Supplied material:
------------------------------------

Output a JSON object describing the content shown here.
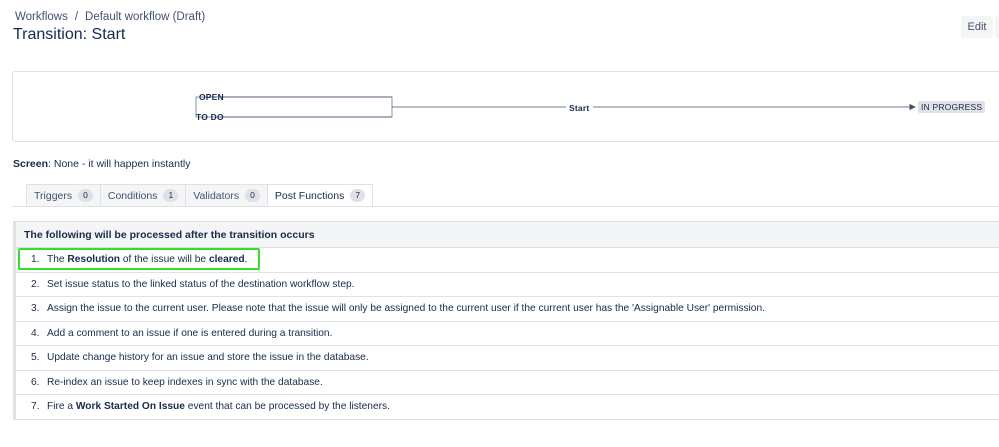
{
  "breadcrumb": {
    "items": [
      "Workflows",
      "Default workflow (Draft)"
    ],
    "separator": "/"
  },
  "page_title": "Transition: Start",
  "toolbar": {
    "edit_label": "Edit"
  },
  "diagram": {
    "from_statuses": [
      "OPEN",
      "TO DO"
    ],
    "transition_name": "Start",
    "to_status": "IN PROGRESS"
  },
  "screen": {
    "label": "Screen",
    "value": ": None - it will happen instantly"
  },
  "tabs": [
    {
      "label": "Triggers",
      "count": "0"
    },
    {
      "label": "Conditions",
      "count": "1"
    },
    {
      "label": "Validators",
      "count": "0"
    },
    {
      "label": "Post Functions",
      "count": "7",
      "active": true
    }
  ],
  "post_functions": {
    "header": "The following will be processed after the transition occurs",
    "items": [
      {
        "num": "1.",
        "pre": "The ",
        "b1": "Resolution",
        "mid": " of the issue will be ",
        "b2": "cleared",
        "post": "."
      },
      {
        "num": "2.",
        "text": "Set issue status to the linked status of the destination workflow step."
      },
      {
        "num": "3.",
        "text": "Assign the issue to the current user. Please note that the issue will only be assigned to the current user if the current user has the 'Assignable User' permission."
      },
      {
        "num": "4.",
        "text": "Add a comment to an issue if one is entered during a transition."
      },
      {
        "num": "5.",
        "text": "Update change history for an issue and store the issue in the database."
      },
      {
        "num": "6.",
        "text": "Re-index an issue to keep indexes in sync with the database."
      },
      {
        "num": "7.",
        "pre": "Fire a ",
        "b1": "Work Started On Issue",
        "post": " event that can be processed by the listeners."
      }
    ]
  },
  "colors": {
    "highlight": "#32e02c",
    "border": "#dfe1e6",
    "text": "#172b4d"
  }
}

------------------------------------

What the task asks:
Write out the material above once more, exactly as it reads, with no pictures.

Reply:
Output a JSON object describing the content shown here.
{
  "breadcrumb": {
    "items": [
      "Workflows",
      "Default workflow (Draft)"
    ],
    "separator": "/"
  },
  "page_title": "Transition: Start",
  "toolbar": {
    "edit_label": "Edit"
  },
  "diagram": {
    "from_statuses": [
      "OPEN",
      "TO DO"
    ],
    "transition_name": "Start",
    "to_status": "IN PROGRESS"
  },
  "screen": {
    "label": "Screen",
    "value": ": None - it will happen instantly"
  },
  "tabs": [
    {
      "label": "Triggers",
      "count": "0"
    },
    {
      "label": "Conditions",
      "count": "1"
    },
    {
      "label": "Validators",
      "count": "0"
    },
    {
      "label": "Post Functions",
      "count": "7",
      "active": true
    }
  ],
  "post_functions": {
    "header": "The following will be processed after the transition occurs",
    "items": [
      {
        "num": "1.",
        "pre": "The ",
        "b1": "Resolution",
        "mid": " of the issue will be ",
        "b2": "cleared",
        "post": "."
      },
      {
        "num": "2.",
        "text": "Set issue status to the linked status of the destination workflow step."
      },
      {
        "num": "3.",
        "text": "Assign the issue to the current user. Please note that the issue will only be assigned to the current user if the current user has the 'Assignable User' permission."
      },
      {
        "num": "4.",
        "text": "Add a comment to an issue if one is entered during a transition."
      },
      {
        "num": "5.",
        "text": "Update change history for an issue and store the issue in the database."
      },
      {
        "num": "6.",
        "text": "Re-index an issue to keep indexes in sync with the database."
      },
      {
        "num": "7.",
        "pre": "Fire a ",
        "b1": "Work Started On Issue",
        "post": " event that can be processed by the listeners."
      }
    ]
  },
  "colors": {
    "highlight": "#32e02c",
    "border": "#dfe1e6",
    "text": "#172b4d"
  }
}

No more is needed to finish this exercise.